[EXERCISE TASK]:
From the listing below, pick out each line with the word "color".

[DATA EXTRACT]:
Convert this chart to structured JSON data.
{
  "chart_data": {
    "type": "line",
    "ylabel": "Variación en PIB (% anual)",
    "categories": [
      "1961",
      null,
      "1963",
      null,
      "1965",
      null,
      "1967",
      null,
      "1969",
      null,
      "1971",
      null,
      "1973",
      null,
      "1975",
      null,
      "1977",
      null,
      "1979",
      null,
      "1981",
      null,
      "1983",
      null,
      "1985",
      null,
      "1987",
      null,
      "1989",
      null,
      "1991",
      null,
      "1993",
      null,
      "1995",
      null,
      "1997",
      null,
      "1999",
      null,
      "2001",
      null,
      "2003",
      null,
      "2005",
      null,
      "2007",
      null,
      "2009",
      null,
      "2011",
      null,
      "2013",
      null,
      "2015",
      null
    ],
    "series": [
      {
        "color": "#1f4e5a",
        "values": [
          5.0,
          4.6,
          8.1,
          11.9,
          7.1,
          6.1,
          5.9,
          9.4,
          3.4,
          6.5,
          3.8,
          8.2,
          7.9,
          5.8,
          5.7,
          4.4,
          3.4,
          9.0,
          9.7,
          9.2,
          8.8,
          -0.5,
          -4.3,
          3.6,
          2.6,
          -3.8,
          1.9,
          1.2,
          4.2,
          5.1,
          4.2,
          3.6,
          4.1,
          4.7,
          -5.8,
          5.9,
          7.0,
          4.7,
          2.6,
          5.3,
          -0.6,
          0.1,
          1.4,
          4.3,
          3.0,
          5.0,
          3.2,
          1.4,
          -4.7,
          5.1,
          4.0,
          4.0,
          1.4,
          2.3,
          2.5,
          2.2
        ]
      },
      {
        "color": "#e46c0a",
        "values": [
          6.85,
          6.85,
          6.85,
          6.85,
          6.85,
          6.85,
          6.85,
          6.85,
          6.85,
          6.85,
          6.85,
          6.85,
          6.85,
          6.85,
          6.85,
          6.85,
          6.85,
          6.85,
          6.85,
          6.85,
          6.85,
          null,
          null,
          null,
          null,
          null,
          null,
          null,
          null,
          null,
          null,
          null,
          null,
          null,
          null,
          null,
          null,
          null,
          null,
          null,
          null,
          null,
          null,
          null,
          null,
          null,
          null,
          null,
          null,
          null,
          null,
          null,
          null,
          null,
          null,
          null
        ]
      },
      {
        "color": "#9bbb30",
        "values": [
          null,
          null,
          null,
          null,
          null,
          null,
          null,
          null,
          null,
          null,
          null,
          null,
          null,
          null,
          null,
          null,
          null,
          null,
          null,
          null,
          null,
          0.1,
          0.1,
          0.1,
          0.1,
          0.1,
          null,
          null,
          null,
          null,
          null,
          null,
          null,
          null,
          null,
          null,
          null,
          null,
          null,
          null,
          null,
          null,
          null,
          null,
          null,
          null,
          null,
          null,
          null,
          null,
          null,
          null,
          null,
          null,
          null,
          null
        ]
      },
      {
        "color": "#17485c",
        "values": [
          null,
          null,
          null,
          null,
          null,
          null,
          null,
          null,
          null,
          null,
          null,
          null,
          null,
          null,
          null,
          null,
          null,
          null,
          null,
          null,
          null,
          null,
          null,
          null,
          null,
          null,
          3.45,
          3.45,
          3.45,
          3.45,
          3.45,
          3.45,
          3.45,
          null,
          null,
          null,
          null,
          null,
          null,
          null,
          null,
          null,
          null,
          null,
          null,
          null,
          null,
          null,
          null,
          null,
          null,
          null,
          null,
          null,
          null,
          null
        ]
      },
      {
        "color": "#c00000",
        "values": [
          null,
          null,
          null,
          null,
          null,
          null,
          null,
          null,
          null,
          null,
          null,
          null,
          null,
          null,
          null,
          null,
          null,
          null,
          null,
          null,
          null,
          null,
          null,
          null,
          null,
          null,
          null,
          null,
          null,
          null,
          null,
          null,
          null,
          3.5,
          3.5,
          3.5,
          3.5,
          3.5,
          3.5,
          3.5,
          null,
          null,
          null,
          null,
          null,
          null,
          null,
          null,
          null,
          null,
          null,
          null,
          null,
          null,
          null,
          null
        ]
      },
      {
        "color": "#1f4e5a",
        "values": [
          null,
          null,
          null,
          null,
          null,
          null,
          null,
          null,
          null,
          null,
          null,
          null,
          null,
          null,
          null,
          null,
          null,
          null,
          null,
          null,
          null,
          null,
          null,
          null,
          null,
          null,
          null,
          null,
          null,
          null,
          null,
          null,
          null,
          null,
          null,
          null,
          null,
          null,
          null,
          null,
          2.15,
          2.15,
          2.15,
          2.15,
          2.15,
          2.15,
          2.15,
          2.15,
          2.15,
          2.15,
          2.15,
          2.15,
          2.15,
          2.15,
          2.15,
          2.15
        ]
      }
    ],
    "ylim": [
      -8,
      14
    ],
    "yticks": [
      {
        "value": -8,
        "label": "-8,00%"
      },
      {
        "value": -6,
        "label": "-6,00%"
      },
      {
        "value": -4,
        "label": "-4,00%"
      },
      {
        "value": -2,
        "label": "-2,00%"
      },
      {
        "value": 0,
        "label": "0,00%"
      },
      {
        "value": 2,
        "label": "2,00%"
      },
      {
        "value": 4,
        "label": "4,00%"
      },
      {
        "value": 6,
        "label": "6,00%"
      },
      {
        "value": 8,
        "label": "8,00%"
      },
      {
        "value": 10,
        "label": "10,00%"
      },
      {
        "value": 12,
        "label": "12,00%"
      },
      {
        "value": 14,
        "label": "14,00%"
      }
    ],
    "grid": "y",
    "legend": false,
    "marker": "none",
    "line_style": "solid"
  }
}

[TASK OUTPUT]:
        "color": "#1f4e5a",
        "color": "#e46c0a",
        "color": "#9bbb30",
        "color": "#17485c",
        "color": "#c00000",
        "color": "#1f4e5a",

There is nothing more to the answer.